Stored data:
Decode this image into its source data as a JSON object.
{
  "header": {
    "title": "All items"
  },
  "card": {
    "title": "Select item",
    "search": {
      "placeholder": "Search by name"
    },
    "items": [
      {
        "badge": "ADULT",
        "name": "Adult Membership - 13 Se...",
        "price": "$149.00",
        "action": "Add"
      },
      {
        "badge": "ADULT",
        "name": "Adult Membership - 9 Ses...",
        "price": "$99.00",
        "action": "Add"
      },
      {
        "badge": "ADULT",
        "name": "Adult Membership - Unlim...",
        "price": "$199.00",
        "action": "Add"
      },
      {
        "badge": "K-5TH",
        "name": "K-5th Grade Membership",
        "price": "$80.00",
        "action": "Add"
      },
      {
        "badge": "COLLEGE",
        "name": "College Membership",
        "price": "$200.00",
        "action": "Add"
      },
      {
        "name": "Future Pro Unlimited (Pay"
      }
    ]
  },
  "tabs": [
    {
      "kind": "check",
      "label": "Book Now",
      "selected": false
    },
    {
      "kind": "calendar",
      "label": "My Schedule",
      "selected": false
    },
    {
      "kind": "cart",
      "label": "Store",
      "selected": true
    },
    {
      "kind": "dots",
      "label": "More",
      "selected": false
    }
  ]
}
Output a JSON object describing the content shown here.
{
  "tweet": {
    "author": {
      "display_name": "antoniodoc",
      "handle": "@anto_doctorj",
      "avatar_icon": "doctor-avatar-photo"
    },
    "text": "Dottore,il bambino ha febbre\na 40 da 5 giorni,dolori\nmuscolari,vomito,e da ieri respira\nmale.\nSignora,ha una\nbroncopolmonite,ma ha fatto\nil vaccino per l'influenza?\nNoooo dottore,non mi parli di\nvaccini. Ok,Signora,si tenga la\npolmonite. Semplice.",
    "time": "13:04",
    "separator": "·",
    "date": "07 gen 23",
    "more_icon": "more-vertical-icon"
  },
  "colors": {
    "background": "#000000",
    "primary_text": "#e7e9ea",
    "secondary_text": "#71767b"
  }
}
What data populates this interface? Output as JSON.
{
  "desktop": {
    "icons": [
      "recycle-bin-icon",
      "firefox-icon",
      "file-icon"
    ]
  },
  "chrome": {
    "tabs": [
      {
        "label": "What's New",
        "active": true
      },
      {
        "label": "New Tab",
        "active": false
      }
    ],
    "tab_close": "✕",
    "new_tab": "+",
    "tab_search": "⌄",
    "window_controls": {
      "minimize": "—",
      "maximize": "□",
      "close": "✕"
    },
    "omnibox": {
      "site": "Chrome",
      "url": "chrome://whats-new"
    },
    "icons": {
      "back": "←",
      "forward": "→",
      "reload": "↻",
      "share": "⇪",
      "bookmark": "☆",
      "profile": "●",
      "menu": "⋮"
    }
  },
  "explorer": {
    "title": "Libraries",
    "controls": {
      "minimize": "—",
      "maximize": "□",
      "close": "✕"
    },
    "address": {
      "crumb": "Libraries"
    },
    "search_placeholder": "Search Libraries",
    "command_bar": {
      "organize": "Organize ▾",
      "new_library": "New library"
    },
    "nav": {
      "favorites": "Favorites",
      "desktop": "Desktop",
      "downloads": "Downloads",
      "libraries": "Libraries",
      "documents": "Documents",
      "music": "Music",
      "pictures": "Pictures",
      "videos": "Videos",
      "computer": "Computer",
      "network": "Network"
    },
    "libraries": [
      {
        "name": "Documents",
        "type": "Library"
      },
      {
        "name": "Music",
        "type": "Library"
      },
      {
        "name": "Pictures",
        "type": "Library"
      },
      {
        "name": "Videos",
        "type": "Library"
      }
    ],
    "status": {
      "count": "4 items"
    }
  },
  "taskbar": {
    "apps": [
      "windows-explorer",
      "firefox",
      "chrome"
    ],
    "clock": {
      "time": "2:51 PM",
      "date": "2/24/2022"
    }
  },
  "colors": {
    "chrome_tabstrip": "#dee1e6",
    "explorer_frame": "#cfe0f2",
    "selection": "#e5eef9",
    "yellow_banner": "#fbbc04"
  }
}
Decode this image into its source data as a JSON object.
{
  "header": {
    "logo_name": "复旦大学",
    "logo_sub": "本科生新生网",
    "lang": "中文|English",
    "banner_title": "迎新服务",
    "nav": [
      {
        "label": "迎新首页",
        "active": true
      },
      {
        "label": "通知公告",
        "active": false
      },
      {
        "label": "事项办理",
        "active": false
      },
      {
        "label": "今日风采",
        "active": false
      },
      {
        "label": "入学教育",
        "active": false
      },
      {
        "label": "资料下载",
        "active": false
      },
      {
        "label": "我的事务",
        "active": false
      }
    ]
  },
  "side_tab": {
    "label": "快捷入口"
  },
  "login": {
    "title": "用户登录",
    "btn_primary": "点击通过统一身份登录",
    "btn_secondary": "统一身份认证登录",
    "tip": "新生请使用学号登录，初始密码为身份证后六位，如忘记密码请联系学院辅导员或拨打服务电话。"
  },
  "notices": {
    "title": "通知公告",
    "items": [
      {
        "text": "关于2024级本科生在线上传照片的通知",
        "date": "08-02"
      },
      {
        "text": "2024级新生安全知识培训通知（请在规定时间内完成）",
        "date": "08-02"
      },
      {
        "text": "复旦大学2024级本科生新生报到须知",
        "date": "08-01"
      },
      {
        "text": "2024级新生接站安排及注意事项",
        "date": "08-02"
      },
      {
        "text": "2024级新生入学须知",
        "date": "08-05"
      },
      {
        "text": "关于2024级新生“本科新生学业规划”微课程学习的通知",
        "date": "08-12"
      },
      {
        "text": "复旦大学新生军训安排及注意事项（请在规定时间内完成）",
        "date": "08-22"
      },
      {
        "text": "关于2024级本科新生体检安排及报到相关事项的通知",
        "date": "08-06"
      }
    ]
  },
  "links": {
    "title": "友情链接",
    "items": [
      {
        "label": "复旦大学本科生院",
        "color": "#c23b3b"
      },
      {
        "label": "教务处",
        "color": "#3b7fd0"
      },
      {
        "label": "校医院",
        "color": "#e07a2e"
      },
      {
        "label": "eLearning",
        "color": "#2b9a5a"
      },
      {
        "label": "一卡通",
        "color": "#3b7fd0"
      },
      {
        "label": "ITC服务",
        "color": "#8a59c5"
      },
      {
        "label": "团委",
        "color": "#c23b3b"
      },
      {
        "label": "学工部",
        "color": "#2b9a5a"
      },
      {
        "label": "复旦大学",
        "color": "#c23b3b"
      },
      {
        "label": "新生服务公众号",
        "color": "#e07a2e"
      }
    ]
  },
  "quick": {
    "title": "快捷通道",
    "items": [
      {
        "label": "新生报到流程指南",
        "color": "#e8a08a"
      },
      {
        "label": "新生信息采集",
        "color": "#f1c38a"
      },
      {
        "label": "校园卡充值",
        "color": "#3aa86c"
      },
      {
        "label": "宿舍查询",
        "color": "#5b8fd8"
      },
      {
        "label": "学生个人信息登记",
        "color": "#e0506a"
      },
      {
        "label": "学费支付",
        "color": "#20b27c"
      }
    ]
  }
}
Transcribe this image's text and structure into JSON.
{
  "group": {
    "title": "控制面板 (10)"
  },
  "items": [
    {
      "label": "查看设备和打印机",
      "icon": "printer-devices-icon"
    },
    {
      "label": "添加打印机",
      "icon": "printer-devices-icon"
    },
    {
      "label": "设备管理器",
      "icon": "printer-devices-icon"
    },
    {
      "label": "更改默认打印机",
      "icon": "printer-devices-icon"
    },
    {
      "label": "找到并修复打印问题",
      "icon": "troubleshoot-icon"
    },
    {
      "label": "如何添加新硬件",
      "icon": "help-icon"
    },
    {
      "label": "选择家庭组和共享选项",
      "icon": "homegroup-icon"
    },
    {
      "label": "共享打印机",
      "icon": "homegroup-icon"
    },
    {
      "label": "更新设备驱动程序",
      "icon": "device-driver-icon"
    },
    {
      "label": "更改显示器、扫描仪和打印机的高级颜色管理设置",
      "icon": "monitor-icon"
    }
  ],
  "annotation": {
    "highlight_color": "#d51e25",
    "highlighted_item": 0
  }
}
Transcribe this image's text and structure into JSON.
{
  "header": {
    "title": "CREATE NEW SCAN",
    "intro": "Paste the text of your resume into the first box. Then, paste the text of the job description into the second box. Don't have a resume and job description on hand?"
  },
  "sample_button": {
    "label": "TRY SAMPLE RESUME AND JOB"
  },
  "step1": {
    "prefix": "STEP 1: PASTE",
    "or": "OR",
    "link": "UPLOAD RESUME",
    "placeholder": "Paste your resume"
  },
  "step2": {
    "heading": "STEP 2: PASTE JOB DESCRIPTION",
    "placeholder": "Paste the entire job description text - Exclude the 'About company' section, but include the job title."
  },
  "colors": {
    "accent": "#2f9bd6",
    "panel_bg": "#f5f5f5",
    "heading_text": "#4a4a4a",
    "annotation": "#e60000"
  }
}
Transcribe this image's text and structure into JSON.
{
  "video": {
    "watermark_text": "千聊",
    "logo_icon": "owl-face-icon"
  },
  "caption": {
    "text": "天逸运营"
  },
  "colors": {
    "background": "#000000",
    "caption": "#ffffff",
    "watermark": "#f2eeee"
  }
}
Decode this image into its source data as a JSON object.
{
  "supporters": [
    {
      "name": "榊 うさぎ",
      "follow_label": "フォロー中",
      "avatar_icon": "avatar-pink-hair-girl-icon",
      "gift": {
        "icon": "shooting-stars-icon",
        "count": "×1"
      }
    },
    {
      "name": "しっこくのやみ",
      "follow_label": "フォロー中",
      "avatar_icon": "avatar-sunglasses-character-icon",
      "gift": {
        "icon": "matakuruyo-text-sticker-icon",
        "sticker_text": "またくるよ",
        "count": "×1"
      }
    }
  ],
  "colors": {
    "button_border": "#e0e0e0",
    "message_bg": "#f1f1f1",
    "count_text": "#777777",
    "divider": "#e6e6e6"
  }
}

STATED TASK:
Where a line holds the string "avatar", copy that line.

RESULT:
      "avatar_icon": "doctor-avatar-photo"
      "avatar_icon": "avatar-pink-hair-girl-icon",
      "avatar_icon": "avatar-sunglasses-character-icon",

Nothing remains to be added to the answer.